Start Input material

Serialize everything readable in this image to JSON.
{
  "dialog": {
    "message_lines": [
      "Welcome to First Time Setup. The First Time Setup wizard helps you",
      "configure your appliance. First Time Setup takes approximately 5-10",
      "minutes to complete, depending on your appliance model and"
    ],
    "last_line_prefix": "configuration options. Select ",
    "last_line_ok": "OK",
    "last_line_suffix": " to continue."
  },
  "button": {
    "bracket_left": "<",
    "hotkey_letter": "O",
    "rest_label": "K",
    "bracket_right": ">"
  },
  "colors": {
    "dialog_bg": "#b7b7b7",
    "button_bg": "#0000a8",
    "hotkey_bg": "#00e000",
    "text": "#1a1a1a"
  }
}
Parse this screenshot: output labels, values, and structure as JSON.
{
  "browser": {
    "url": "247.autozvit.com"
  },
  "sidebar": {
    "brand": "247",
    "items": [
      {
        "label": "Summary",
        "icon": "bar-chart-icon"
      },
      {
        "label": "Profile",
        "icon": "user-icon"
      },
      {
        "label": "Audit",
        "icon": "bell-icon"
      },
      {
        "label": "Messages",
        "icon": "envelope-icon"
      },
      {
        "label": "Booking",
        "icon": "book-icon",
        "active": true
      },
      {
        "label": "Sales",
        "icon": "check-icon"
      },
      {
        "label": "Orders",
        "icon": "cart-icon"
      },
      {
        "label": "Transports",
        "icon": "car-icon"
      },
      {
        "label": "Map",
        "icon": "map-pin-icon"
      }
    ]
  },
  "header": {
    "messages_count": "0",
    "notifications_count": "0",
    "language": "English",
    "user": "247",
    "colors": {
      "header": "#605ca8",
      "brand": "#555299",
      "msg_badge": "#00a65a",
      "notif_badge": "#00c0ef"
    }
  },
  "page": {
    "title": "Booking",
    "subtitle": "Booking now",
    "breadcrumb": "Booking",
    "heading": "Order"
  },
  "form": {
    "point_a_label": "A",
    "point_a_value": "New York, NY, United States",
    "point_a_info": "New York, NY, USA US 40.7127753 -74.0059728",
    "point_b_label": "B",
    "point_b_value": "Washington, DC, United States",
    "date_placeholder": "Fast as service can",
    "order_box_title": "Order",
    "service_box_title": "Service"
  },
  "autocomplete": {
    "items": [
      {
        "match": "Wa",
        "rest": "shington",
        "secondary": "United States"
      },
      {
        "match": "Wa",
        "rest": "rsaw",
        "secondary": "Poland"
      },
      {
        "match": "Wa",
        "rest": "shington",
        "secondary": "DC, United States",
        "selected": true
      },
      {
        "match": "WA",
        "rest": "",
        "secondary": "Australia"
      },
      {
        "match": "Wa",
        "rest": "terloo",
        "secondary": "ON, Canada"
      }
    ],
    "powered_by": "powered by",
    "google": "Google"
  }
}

End Input material

_What the exercise asks_
Copy out each line of the records that holds the string "your".

_Written response_
      "configure your appliance. First Time Setup takes approximately 5-10",
      "minutes to complete, depending on your appliance model and"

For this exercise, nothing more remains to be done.